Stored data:
--*--

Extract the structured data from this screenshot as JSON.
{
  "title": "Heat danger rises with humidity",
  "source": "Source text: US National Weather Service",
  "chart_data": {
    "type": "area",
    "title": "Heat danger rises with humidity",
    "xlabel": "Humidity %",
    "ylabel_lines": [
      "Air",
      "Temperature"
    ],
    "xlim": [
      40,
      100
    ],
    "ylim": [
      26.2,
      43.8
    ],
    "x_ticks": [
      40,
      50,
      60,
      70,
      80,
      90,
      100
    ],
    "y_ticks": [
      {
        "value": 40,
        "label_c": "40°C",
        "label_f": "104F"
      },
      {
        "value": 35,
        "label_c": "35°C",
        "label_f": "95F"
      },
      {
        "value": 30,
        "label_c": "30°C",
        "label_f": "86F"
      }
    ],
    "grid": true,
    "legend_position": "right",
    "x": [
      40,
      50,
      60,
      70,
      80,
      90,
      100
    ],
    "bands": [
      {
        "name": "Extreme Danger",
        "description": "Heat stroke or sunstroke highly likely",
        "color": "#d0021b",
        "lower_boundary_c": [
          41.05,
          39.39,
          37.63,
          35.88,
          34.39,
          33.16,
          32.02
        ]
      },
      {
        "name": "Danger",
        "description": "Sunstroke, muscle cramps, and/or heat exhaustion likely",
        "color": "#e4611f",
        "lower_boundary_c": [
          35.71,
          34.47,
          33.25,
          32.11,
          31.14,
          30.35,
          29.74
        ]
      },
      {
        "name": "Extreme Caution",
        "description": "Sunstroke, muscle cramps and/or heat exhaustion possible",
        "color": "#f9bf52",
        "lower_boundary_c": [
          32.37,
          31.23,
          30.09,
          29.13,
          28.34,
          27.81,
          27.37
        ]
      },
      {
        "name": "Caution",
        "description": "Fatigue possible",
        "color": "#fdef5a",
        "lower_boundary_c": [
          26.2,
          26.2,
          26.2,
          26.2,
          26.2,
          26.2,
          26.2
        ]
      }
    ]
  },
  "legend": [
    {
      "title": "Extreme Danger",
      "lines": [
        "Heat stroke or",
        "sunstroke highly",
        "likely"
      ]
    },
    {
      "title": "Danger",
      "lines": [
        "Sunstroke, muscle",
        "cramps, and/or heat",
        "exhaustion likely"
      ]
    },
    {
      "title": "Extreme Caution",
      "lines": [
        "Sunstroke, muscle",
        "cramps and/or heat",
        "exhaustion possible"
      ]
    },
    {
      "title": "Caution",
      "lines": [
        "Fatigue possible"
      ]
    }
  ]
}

--*--

### WORK TO BE COMPLETED
In the records above, find each line holding "rises" and copy it.

### FINAL RESULT
  "title": "Heat danger rises with humidity",
    "title": "Heat danger rises with humidity",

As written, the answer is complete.